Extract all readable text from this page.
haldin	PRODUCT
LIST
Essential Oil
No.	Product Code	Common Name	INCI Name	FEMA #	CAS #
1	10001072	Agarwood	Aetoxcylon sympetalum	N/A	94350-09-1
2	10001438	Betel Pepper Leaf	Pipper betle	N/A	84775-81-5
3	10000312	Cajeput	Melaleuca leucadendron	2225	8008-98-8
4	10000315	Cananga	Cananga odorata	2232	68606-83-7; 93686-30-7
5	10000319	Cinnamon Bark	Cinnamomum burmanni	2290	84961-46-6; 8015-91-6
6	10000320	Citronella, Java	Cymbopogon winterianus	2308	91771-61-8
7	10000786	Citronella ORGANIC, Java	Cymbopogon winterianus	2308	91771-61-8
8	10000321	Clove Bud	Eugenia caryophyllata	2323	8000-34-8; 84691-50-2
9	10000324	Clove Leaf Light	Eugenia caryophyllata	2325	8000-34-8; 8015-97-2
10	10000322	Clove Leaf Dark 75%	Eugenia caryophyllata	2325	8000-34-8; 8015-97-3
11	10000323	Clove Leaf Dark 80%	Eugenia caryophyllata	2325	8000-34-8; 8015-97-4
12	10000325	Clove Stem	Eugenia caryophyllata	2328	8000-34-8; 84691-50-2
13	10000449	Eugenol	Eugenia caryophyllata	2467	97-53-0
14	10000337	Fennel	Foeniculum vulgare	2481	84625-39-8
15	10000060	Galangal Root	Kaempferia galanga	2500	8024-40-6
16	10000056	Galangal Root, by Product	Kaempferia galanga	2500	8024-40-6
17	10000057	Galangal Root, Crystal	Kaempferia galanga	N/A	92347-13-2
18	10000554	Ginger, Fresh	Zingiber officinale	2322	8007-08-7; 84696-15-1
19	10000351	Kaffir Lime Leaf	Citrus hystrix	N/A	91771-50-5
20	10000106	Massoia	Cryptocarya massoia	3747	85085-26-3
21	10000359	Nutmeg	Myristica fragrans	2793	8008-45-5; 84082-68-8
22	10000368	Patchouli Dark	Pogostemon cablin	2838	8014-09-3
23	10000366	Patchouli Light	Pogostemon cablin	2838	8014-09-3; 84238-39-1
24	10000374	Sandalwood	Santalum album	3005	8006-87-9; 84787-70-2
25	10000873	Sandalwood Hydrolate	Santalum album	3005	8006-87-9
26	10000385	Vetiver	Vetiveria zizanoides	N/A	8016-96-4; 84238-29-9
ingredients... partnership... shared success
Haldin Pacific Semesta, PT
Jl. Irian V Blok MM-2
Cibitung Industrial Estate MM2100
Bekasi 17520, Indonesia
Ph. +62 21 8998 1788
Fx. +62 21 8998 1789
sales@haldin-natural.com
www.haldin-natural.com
———
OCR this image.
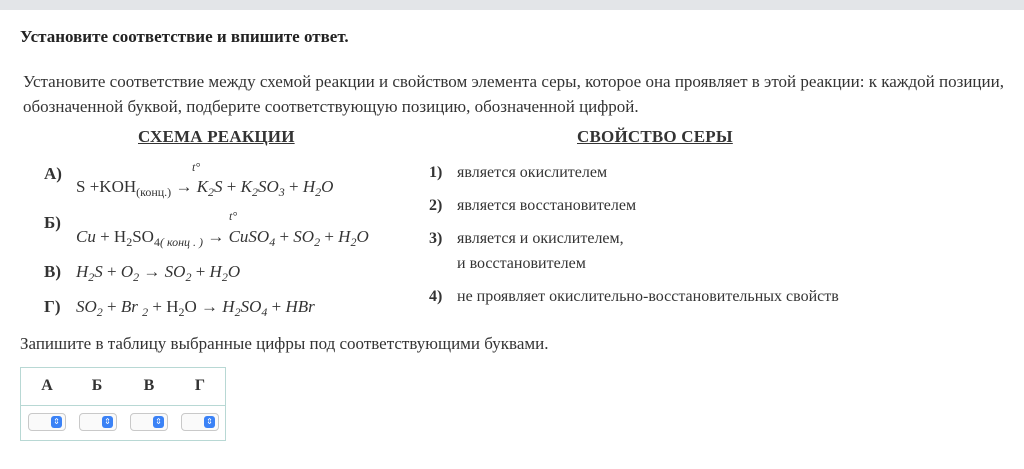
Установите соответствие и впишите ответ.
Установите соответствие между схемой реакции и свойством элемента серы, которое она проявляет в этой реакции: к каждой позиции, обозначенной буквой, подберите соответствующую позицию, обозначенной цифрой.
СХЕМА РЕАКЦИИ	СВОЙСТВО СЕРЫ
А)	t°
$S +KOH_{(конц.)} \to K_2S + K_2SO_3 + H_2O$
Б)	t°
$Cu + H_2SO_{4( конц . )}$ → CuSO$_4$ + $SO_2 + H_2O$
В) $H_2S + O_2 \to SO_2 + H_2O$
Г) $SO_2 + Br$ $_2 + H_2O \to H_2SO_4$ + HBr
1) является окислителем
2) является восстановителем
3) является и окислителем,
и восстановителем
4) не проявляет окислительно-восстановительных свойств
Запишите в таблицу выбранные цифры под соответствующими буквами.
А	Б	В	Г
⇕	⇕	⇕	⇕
———
Requirement. What is the number of lines that hold the string "соответствие"? Reply with that number alone.

Written reply. 2